◆ SHORT EXERCISE
Search the material below for the string "Marinèlle" and list each line that holds it.

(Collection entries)

-- begin --

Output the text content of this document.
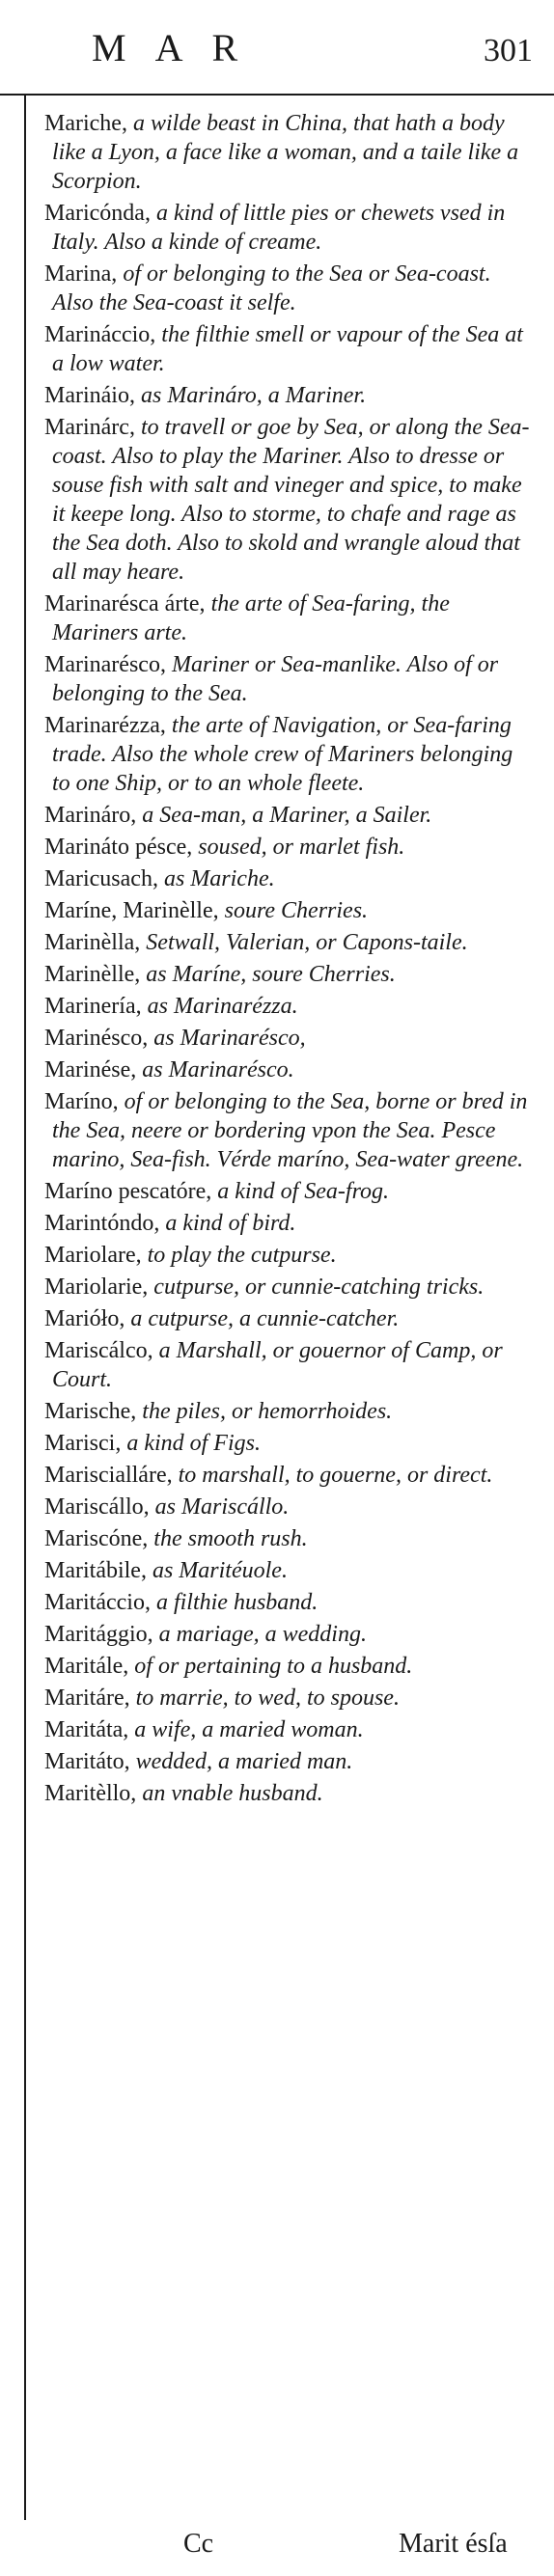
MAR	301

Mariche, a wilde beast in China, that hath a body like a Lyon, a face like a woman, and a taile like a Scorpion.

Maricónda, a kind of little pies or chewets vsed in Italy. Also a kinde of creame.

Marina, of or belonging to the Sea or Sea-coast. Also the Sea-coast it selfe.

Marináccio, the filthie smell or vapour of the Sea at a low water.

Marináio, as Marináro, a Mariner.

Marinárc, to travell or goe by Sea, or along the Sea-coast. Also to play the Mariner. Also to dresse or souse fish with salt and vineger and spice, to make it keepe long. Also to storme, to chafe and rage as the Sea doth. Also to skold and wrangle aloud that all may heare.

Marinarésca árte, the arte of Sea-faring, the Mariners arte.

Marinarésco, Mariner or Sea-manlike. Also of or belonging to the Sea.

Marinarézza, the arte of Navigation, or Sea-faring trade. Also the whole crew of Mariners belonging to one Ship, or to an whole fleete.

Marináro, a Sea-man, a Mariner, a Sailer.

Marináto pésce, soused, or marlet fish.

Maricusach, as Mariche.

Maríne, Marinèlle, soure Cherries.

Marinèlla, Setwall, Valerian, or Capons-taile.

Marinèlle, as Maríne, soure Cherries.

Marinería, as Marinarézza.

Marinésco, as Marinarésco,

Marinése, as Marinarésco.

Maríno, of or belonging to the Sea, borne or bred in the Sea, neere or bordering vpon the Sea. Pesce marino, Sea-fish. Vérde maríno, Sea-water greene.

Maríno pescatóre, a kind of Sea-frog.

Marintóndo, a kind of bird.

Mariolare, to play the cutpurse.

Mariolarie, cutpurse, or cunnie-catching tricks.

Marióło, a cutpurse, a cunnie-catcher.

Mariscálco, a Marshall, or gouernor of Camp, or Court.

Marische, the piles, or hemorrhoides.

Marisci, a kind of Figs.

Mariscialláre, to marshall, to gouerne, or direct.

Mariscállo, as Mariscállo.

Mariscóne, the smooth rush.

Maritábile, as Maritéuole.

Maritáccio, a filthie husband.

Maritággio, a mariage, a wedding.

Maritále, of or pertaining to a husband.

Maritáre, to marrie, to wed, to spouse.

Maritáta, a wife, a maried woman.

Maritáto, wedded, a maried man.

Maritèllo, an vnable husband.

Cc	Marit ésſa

-- end --

◆ WRITTEN ANSWER
Maríne, Marinèlle, soure Cherries.
Marinèlle, as Maríne, soure Cherries.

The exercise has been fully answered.